▶ _Goal_:
The entries below should be transcribed in their entirety, exactly as written.
>> BEGIN
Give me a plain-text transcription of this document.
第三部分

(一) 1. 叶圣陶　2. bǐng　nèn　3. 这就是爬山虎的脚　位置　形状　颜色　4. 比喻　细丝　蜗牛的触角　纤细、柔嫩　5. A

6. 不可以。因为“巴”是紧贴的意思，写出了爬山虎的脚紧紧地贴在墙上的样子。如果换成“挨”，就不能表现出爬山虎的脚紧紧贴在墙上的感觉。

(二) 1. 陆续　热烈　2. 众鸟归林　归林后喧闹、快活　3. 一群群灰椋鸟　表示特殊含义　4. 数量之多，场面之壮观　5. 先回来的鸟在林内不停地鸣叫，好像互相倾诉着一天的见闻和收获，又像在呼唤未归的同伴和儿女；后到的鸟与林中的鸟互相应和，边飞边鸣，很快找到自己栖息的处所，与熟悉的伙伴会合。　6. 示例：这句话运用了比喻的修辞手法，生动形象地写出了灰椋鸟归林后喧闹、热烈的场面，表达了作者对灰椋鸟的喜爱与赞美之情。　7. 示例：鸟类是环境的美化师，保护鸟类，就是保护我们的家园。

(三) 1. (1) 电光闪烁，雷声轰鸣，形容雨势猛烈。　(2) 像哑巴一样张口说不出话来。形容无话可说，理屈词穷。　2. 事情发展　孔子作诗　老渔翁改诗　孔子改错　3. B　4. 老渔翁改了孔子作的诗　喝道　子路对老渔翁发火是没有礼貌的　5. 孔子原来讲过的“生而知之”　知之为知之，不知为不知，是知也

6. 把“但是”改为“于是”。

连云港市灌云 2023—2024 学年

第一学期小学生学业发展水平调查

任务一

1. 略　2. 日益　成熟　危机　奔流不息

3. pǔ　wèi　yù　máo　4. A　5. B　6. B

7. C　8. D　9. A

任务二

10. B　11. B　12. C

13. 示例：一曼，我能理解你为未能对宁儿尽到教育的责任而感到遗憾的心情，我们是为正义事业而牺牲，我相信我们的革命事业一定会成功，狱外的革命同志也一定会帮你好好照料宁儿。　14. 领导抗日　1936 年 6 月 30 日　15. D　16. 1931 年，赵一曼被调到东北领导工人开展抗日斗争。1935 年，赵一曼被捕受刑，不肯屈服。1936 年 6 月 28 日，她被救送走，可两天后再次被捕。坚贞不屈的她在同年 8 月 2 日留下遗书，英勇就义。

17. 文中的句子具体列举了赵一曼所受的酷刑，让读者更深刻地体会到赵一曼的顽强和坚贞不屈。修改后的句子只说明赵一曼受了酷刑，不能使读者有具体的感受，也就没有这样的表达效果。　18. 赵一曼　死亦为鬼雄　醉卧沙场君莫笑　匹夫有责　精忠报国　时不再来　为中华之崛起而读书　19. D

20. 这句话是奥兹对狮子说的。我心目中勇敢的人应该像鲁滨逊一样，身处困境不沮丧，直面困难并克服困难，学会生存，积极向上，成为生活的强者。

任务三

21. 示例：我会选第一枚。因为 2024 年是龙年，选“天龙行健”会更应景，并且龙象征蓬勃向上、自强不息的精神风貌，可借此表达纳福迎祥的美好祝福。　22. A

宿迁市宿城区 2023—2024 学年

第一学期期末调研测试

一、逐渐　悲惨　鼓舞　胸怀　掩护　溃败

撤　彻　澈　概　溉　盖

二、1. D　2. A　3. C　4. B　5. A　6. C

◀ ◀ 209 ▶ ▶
>> END
▶ _Written reply_:
Give me a plain-text transcription of this document.
第三部分

(一) 1. 叶圣陶　2. bǐng　nèn　3. 这就是爬山虎的脚　位置　形状　颜色　4. 比喻　细丝　蜗牛的触角　纤细、柔嫩　5. A

6. 不可以。因为“巴”是紧贴的意思，写出了爬山虎的脚紧紧地贴在墙上的样子。如果换成“挨”，就不能表现出爬山虎的脚紧紧贴在墙上的感觉。

(二) 1. 陆续　热烈　2. 众鸟归林　归林后喧闹、快活　3. 一群群灰椋鸟　表示特殊含义　4. 数量之多，场面之壮观　5. 先回来的鸟在林内不停地鸣叫，好像互相倾诉着一天的见闻和收获，又像在呼唤未归的同伴和儿女；后到的鸟与林中的鸟互相应和，边飞边鸣，很快找到自己栖息的处所，与熟悉的伙伴会合。　6. 示例：这句话运用了比喻的修辞手法，生动形象地写出了灰椋鸟归林后喧闹、热烈的场面，表达了作者对灰椋鸟的喜爱与赞美之情。　7. 示例：鸟类是环境的美化师，保护鸟类，就是保护我们的家园。

(三) 1. (1) 电光闪烁，雷声轰鸣，形容雨势猛烈。　(2) 像哑巴一样张口说不出话来。形容无话可说，理屈词穷。　2. 事情发展　孔子作诗　老渔翁改诗　孔子改错　3. B　4. 老渔翁改了孔子作的诗　喝道　子路对老渔翁发火是没有礼貌的　5. 孔子原来讲过的“生而知之”　知之为知之，不知为不知，是知也

6. 把“但是”改为“于是”。

连云港市灌云 2023—2024 学年

第一学期小学生学业发展水平调查

任务一

1. 略　2. 日益　成熟　危机　奔流不息

3. pǔ　wèi　yù　máo　4. A　5. B　6. B

7. C　8. D　9. A

任务二

10. B　11. B　12. C

13. 示例：一曼，我能理解你为未能对宁儿尽到教育的责任而感到遗憾的心情，我们是为正义事业而牺牲，我相信我们的革命事业一定会成功，狱外的革命同志也一定会帮你好好照料宁儿。　14. 领导抗日　1936 年 6 月 30 日　15. D　16. 1931 年，赵一曼被调到东北领导工人开展抗日斗争。1935 年，赵一曼被捕受刑，不肯屈服。1936 年 6 月 28 日，她被救送走，可两天后再次被捕。坚贞不屈的她在同年 8 月 2 日留下遗书，英勇就义。

17. 文中的句子具体列举了赵一曼所受的酷刑，让读者更深刻地体会到赵一曼的顽强和坚贞不屈。修改后的句子只说明赵一曼受了酷刑，不能使读者有具体的感受，也就没有这样的表达效果。　18. 赵一曼　死亦为鬼雄　醉卧沙场君莫笑　匹夫有责　精忠报国　时不再来　为中华之崛起而读书　19. D

20. 这句话是奥兹对狮子说的。我心目中勇敢的人应该像鲁滨逊一样，身处困境不沮丧，直面困难并克服困难，学会生存，积极向上，成为生活的强者。

任务三

21. 示例：我会选第一枚。因为 2024 年是龙年，选“天龙行健”会更应景，并且龙象征蓬勃向上、自强不息的精神风貌，可借此表达纳福迎祥的美好祝福。　22. A

宿迁市宿城区 2023—2024 学年

第一学期期末调研测试

一、逐渐　悲惨　鼓舞　胸怀　掩护　溃败

撤　彻　澈　概　溉　盖

二、1. D　2. A　3. C　4. B　5. A　6. C

◀ ◀ 209 ▶ ▶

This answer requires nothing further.